◆ Task details: Write out every entry, unchanged. Skip any picture.

----- The data -----

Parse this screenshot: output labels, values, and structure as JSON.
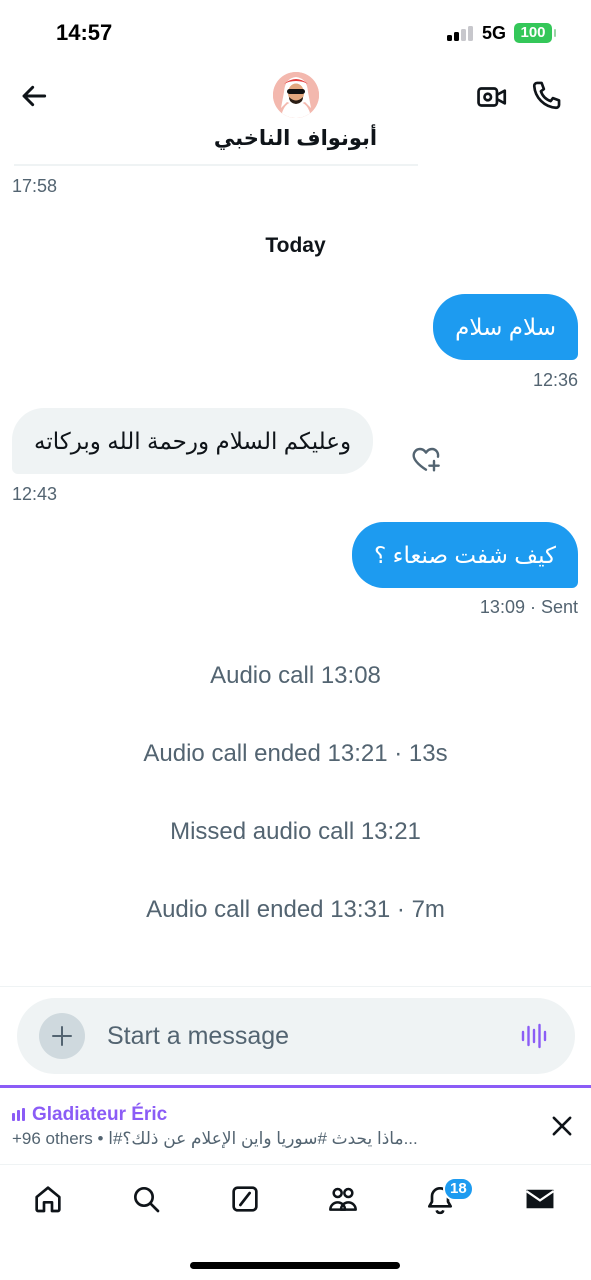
{
  "status_bar": {
    "time": "14:57",
    "network": "5G",
    "battery": "100"
  },
  "header": {
    "contact_name": "أبونواف الناخبي",
    "icons": [
      "back-arrow-icon",
      "video-call-icon",
      "phone-icon"
    ]
  },
  "conversation": {
    "earlier_timestamp": "17:58",
    "date_separator": "Today",
    "messages": [
      {
        "direction": "outgoing",
        "text": "سلام سلام",
        "time": "12:36"
      },
      {
        "direction": "incoming",
        "text": "وعليكم السلام ورحمة الله وبركاته",
        "time": "12:43"
      },
      {
        "direction": "outgoing",
        "text": "كيف شفت صنعاء ؟",
        "time": "13:09 · Sent"
      }
    ],
    "call_events": [
      "Audio call 13:08",
      "Audio call ended 13:21 · 13s",
      "Missed audio call 13:21",
      "Audio call ended 13:31 · 7m"
    ]
  },
  "composer": {
    "placeholder": "Start a message"
  },
  "space_banner": {
    "host": "Gladiateur Éric",
    "subtitle": "+96 others • ماذا يحدث #سوريا واين الإعلام عن ذلك؟#ا...",
    "accent_color": "#8b5cf6"
  },
  "tab_bar": {
    "tabs": [
      "home-icon",
      "search-icon",
      "grok-icon",
      "communities-icon",
      "notifications-icon",
      "messages-icon"
    ],
    "notifications_badge": "18"
  },
  "colors": {
    "accent_blue": "#1d9bf0",
    "incoming_bubble": "#eff3f4",
    "secondary_text": "#536471"
  }
}
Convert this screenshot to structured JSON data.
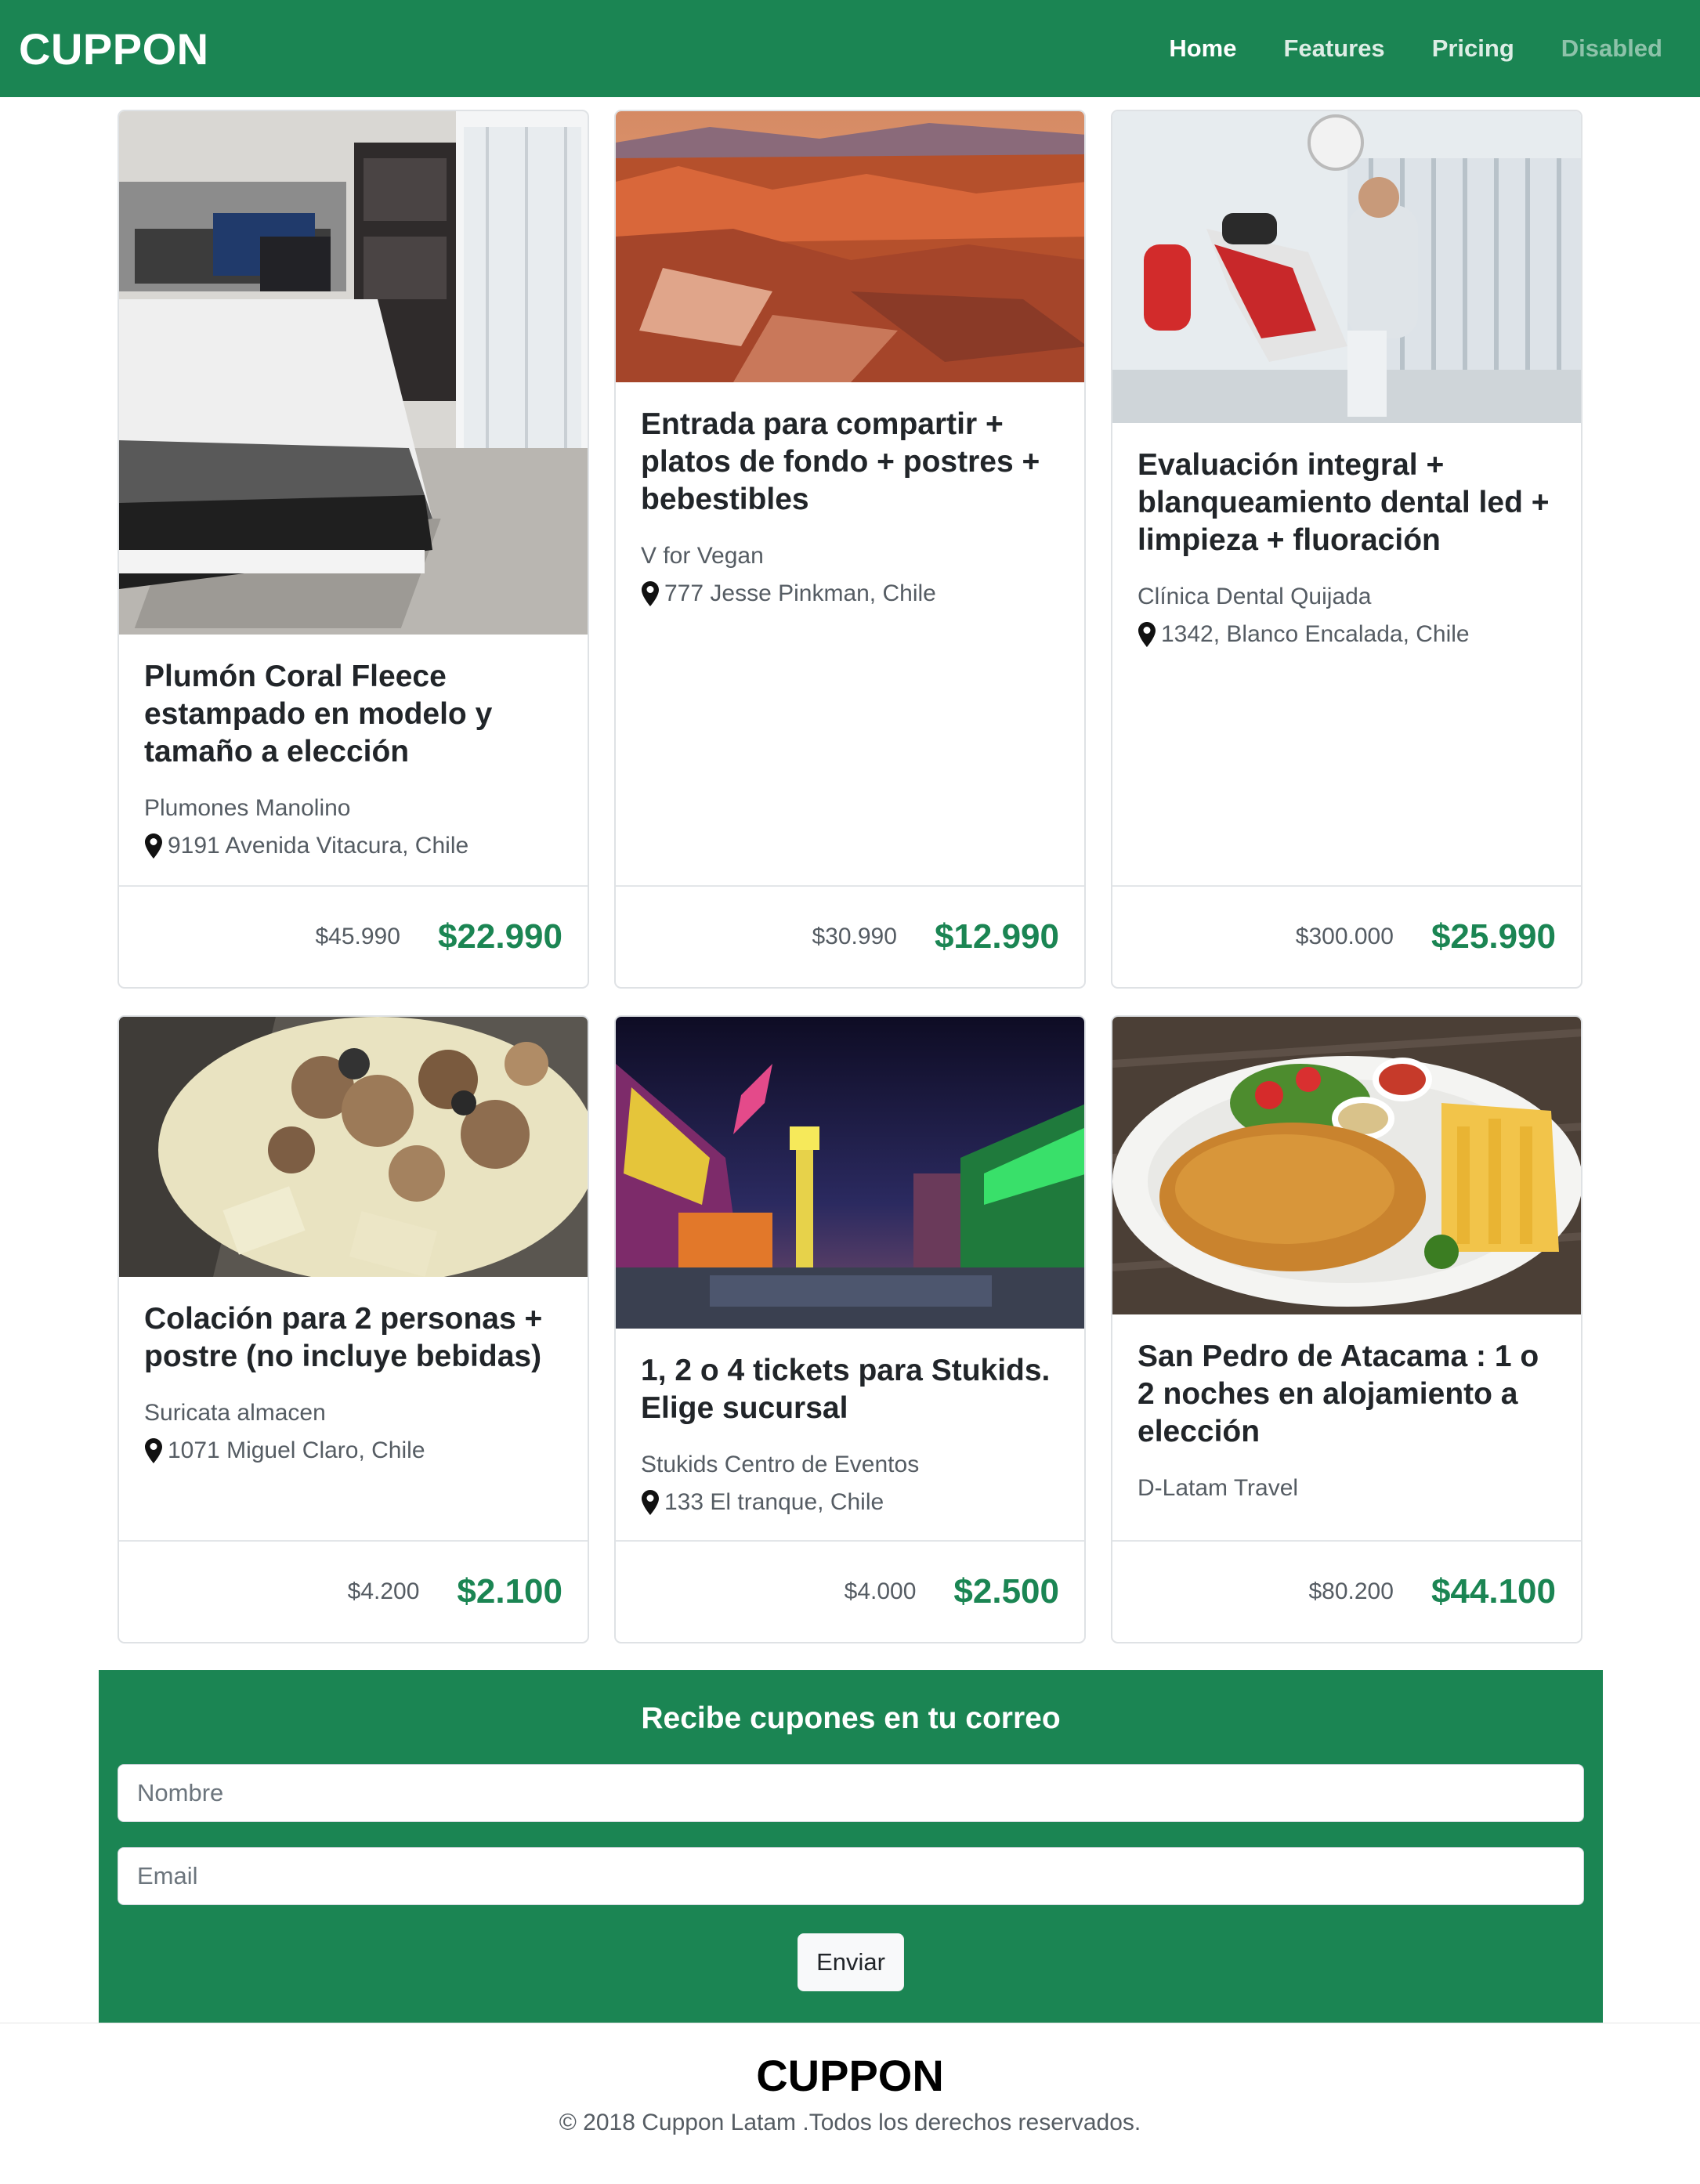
{
  "navbar": {
    "brand": "CUPPON",
    "links": [
      {
        "label": "Home",
        "state": "active"
      },
      {
        "label": "Features",
        "state": "normal"
      },
      {
        "label": "Pricing",
        "state": "normal"
      },
      {
        "label": "Disabled",
        "state": "disabled"
      }
    ]
  },
  "colors": {
    "brand_green": "#1b8553",
    "card_border": "#dfe2e5"
  },
  "deals": [
    {
      "title": "Plumón Coral Fleece estampado en modelo y tamaño a elección",
      "vendor": "Plumones Manolino",
      "address": "9191 Avenida Vitacura, Chile",
      "old_price": "$45.990",
      "new_price": "$22.990",
      "image": "bedroom-duvet-photo"
    },
    {
      "title": "Entrada para compartir + platos de fondo + postres + bebestibles",
      "vendor": "V for Vegan",
      "address": "777 Jesse Pinkman, Chile",
      "old_price": "$30.990",
      "new_price": "$12.990",
      "image": "desert-canyon-photo"
    },
    {
      "title": "Evaluación integral + blanqueamiento dental led + limpieza + fluoración",
      "vendor": "Clínica Dental Quijada",
      "address": "1342, Blanco Encalada, Chile",
      "old_price": "$300.000",
      "new_price": "$25.990",
      "image": "dental-clinic-photo"
    },
    {
      "title": "Colación para 2 personas + postre (no incluye bebidas)",
      "vendor": "Suricata almacen",
      "address": "1071 Miguel Claro, Chile",
      "old_price": "$4.200",
      "new_price": "$2.100",
      "image": "granola-fruit-photo"
    },
    {
      "title": "1, 2 o 4 tickets para Stukids. Elige sucursal",
      "vendor": "Stukids Centro de Eventos",
      "address": "133 El tranque, Chile",
      "old_price": "$4.000",
      "new_price": "$2.500",
      "image": "amusement-park-photo"
    },
    {
      "title": "San Pedro de Atacama : 1 o 2 noches en alojamiento a elección",
      "vendor": "D-Latam Travel",
      "address": "",
      "old_price": "$80.200",
      "new_price": "$44.100",
      "image": "schnitzel-fries-photo"
    }
  ],
  "newsletter": {
    "title": "Recibe cupones en tu correo",
    "name_placeholder": "Nombre",
    "email_placeholder": "Email",
    "submit_label": "Enviar"
  },
  "footer": {
    "brand": "CUPPON",
    "copyright": "© 2018 Cuppon Latam .Todos los derechos reservados."
  }
}
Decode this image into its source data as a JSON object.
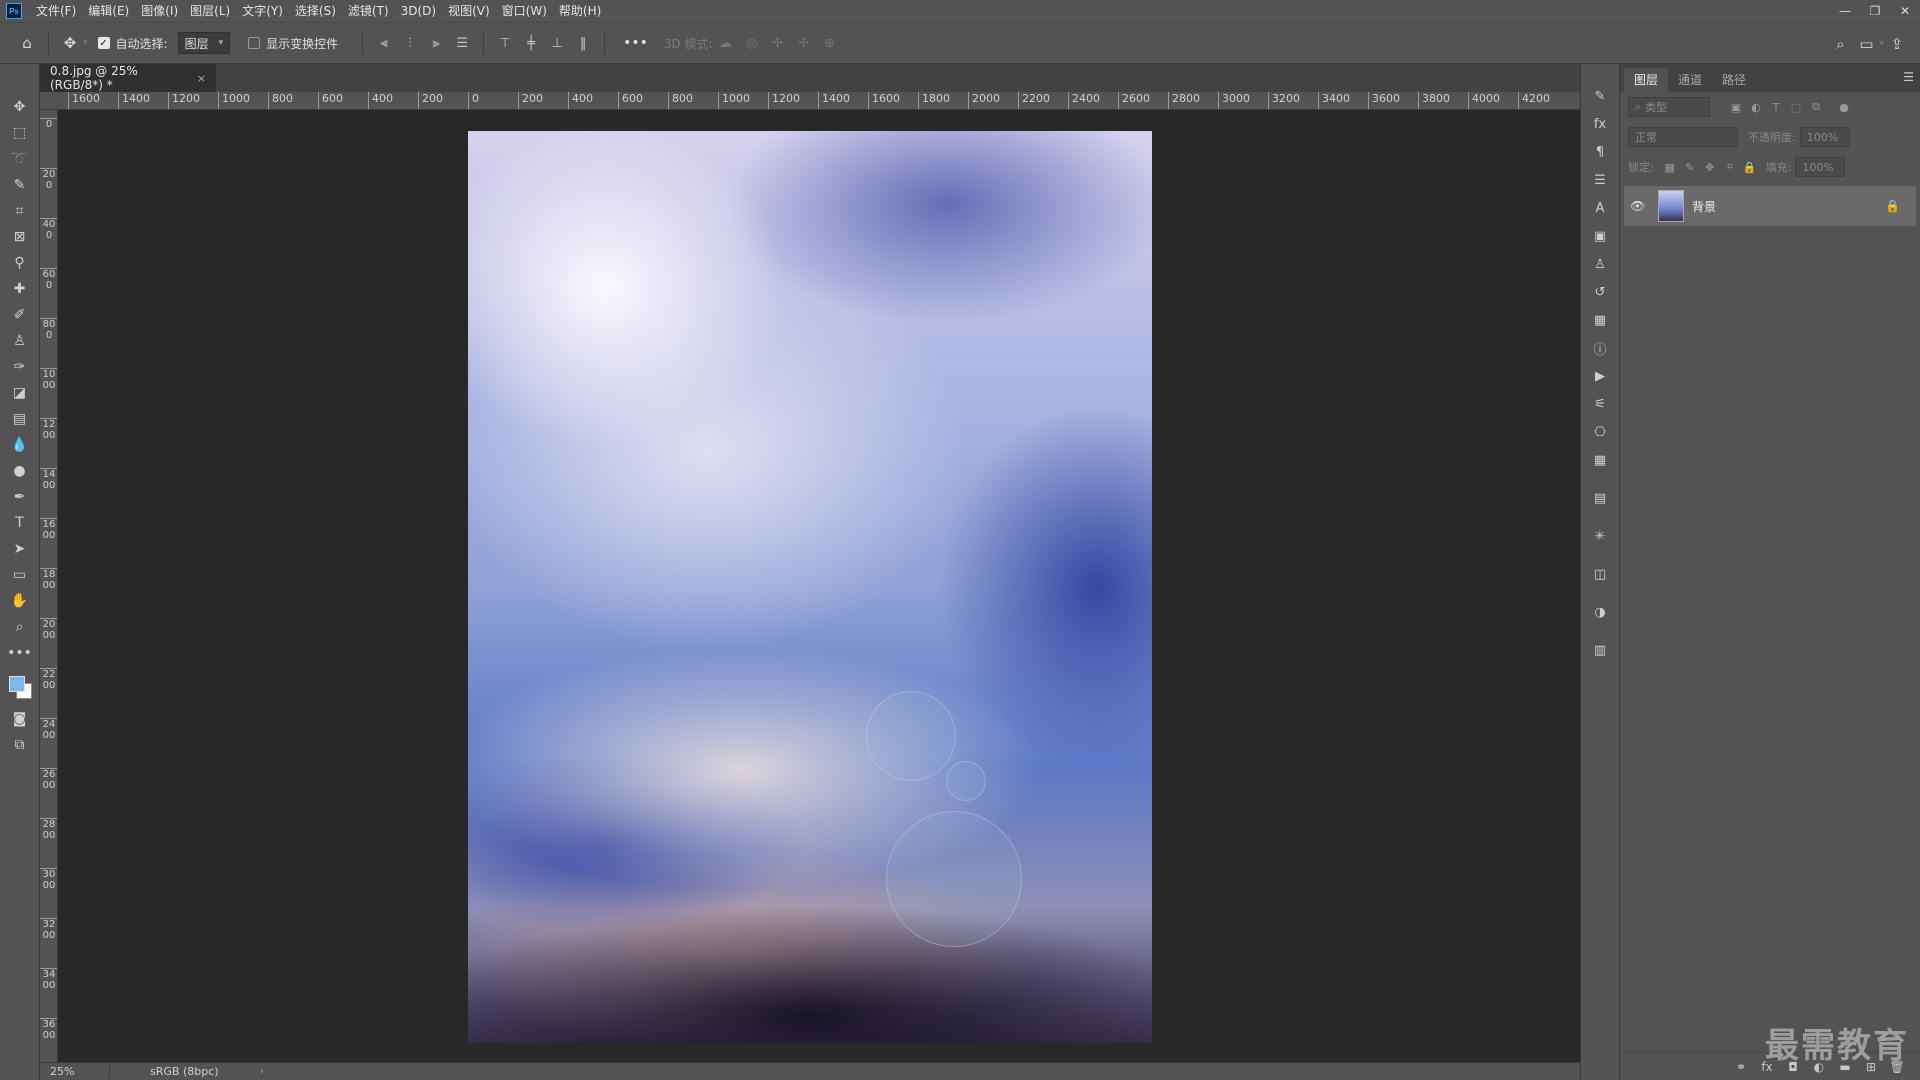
{
  "menubar": {
    "logo": "Ps",
    "items": [
      "文件(F)",
      "编辑(E)",
      "图像(I)",
      "图层(L)",
      "文字(Y)",
      "选择(S)",
      "滤镜(T)",
      "3D(D)",
      "视图(V)",
      "窗口(W)",
      "帮助(H)"
    ],
    "window_controls": [
      "—",
      "❐",
      "✕"
    ]
  },
  "options": {
    "auto_select_label": "自动选择:",
    "auto_select_target": "图层",
    "show_transform_label": "显示变换控件",
    "more": "•••",
    "mode_3d_label": "3D 模式:"
  },
  "document": {
    "tab_title": "0.8.jpg @ 25%(RGB/8*) *",
    "close": "×"
  },
  "ruler": {
    "h_ticks": [
      "1600",
      "1400",
      "1200",
      "1000",
      "800",
      "600",
      "400",
      "200",
      "0",
      "200",
      "400",
      "600",
      "800",
      "1000",
      "1200",
      "1400",
      "1600",
      "1800",
      "2000",
      "2200",
      "2400",
      "2600",
      "2800",
      "3000",
      "3200",
      "3400",
      "3600",
      "3800",
      "4000",
      "4200"
    ],
    "v_ticks": [
      "0",
      "200",
      "400",
      "600",
      "800",
      "1000",
      "1200",
      "1400",
      "1600",
      "1800",
      "2000",
      "2200",
      "2400",
      "2600",
      "2800",
      "3000",
      "3200",
      "3400",
      "3600"
    ]
  },
  "layers_panel": {
    "tabs": [
      "图层",
      "通道",
      "路径"
    ],
    "filter_label": "类型",
    "blend_mode": "正常",
    "opacity_label": "不透明度:",
    "opacity_value": "100%",
    "lock_label": "锁定:",
    "fill_label": "填充:",
    "fill_value": "100%",
    "layer": {
      "name": "背景"
    }
  },
  "status": {
    "zoom": "25%",
    "color_profile": "sRGB (8bpc)",
    "caret": "›"
  },
  "watermark": "最需教育",
  "colors": {
    "ui_dark": "#282828",
    "ui_panel": "#535353",
    "foreground_swatch": "#7cb8e8",
    "background_swatch": "#ffffff"
  }
}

-----

◆ Expected output:
Parse this screenshot: output labels, values, and structure as JSON.
{
  "status_bar": {
    "time": "14:57",
    "network": "5G",
    "battery": "100"
  },
  "header": {
    "contact_name": "أبونواف الناخبي",
    "icons": [
      "back-arrow-icon",
      "video-call-icon",
      "phone-icon"
    ]
  },
  "conversation": {
    "earlier_timestamp": "17:58",
    "date_separator": "Today",
    "messages": [
      {
        "direction": "outgoing",
        "text": "سلام سلام",
        "time": "12:36"
      },
      {
        "direction": "incoming",
        "text": "وعليكم السلام ورحمة الله وبركاته",
        "time": "12:43"
      },
      {
        "direction": "outgoing",
        "text": "كيف شفت صنعاء ؟",
        "time": "13:09 · Sent"
      }
    ],
    "call_events": [
      "Audio call 13:08",
      "Audio call ended 13:21 · 13s",
      "Missed audio call 13:21",
      "Audio call ended 13:31 · 7m"
    ]
  },
  "composer": {
    "placeholder": "Start a message"
  },
  "space_banner": {
    "host": "Gladiateur Éric",
    "subtitle": "+96 others • ماذا يحدث #سوريا واين الإعلام عن ذلك؟#ا...",
    "accent_color": "#8b5cf6"
  },
  "tab_bar": {
    "tabs": [
      "home-icon",
      "search-icon",
      "grok-icon",
      "communities-icon",
      "notifications-icon",
      "messages-icon"
    ],
    "notifications_badge": "18"
  },
  "colors": {
    "accent_blue": "#1d9bf0",
    "incoming_bubble": "#eff3f4",
    "secondary_text": "#536471"
  }
}
Convert this screenshot to structured JSON data.
{
  "navbar": {
    "brand": "CUPPON",
    "links": [
      {
        "label": "Home",
        "state": "active"
      },
      {
        "label": "Features",
        "state": "normal"
      },
      {
        "label": "Pricing",
        "state": "normal"
      },
      {
        "label": "Disabled",
        "state": "disabled"
      }
    ]
  },
  "colors": {
    "brand_green": "#1b8553",
    "card_border": "#dfe2e5"
  },
  "deals": [
    {
      "title": "Plumón Coral Fleece estampado en modelo y tamaño a elección",
      "vendor": "Plumones Manolino",
      "address": "9191 Avenida Vitacura, Chile",
      "old_price": "$45.990",
      "new_price": "$22.990",
      "image": "bedroom-duvet-photo"
    },
    {
      "title": "Entrada para compartir + platos de fondo + postres + bebestibles",
      "vendor": "V for Vegan",
      "address": "777 Jesse Pinkman, Chile",
      "old_price": "$30.990",
      "new_price": "$12.990",
      "image": "desert-canyon-photo"
    },
    {
      "title": "Evaluación integral + blanqueamiento dental led + limpieza + fluoración",
      "vendor": "Clínica Dental Quijada",
      "address": "1342, Blanco Encalada, Chile",
      "old_price": "$300.000",
      "new_price": "$25.990",
      "image": "dental-clinic-photo"
    },
    {
      "title": "Colación para 2 personas + postre (no incluye bebidas)",
      "vendor": "Suricata almacen",
      "address": "1071 Miguel Claro, Chile",
      "old_price": "$4.200",
      "new_price": "$2.100",
      "image": "granola-fruit-photo"
    },
    {
      "title": "1, 2 o 4 tickets para Stukids. Elige sucursal",
      "vendor": "Stukids Centro de Eventos",
      "address": "133 El tranque, Chile",
      "old_price": "$4.000",
      "new_price": "$2.500",
      "image": "amusement-park-photo"
    },
    {
      "title": "San Pedro de Atacama : 1 o 2 noches en alojamiento a elección",
      "vendor": "D-Latam Travel",
      "address": "",
      "old_price": "$80.200",
      "new_price": "$44.100",
      "image": "schnitzel-fries-photo"
    }
  ],
  "newsletter": {
    "title": "Recibe cupones en tu correo",
    "name_placeholder": "Nombre",
    "email_placeholder": "Email",
    "submit_label": "Enviar"
  },
  "footer": {
    "brand": "CUPPON",
    "copyright": "© 2018 Cuppon Latam .Todos los derechos reservados."
  }
}
Decode this image into its source data as a JSON object.
{
  "menubar": {
    "logo": "Ps",
    "items": [
      "文件(F)",
      "编辑(E)",
      "图像(I)",
      "图层(L)",
      "文字(Y)",
      "选择(S)",
      "滤镜(T)",
      "3D(D)",
      "视图(V)",
      "窗口(W)",
      "帮助(H)"
    ],
    "window_controls": [
      "—",
      "❐",
      "✕"
    ]
  },
  "options": {
    "auto_select_label": "自动选择:",
    "auto_select_target": "图层",
    "show_transform_label": "显示变换控件",
    "more": "•••",
    "mode_3d_label": "3D 模式:"
  },
  "document": {
    "tab_title": "0.8.jpg @ 25%(RGB/8*) *",
    "close": "×"
  },
  "ruler": {
    "h_ticks": [
      "1600",
      "1400",
      "1200",
      "1000",
      "800",
      "600",
      "400",
      "200",
      "0",
      "200",
      "400",
      "600",
      "800",
      "1000",
      "1200",
      "1400",
      "1600",
      "1800",
      "2000",
      "2200",
      "2400",
      "2600",
      "2800",
      "3000",
      "3200",
      "3400",
      "3600",
      "3800",
      "4000",
      "4200"
    ],
    "v_ticks": [
      "0",
      "200",
      "400",
      "600",
      "800",
      "1000",
      "1200",
      "1400",
      "1600",
      "1800",
      "2000",
      "2200",
      "2400",
      "2600",
      "2800",
      "3000",
      "3200",
      "3400",
      "3600"
    ]
  },
  "layers_panel": {
    "tabs": [
      "图层",
      "通道",
      "路径"
    ],
    "filter_label": "类型",
    "blend_mode": "正常",
    "opacity_label": "不透明度:",
    "opacity_value": "100%",
    "lock_label": "锁定:",
    "fill_label": "填充:",
    "fill_value": "100%",
    "layer": {
      "name": "背景"
    }
  },
  "status": {
    "zoom": "25%",
    "color_profile": "sRGB (8bpc)",
    "caret": "›"
  },
  "watermark": "最需教育",
  "colors": {
    "ui_dark": "#282828",
    "ui_panel": "#535353",
    "foreground_swatch": "#7cb8e8",
    "background_swatch": "#ffffff"
  }
}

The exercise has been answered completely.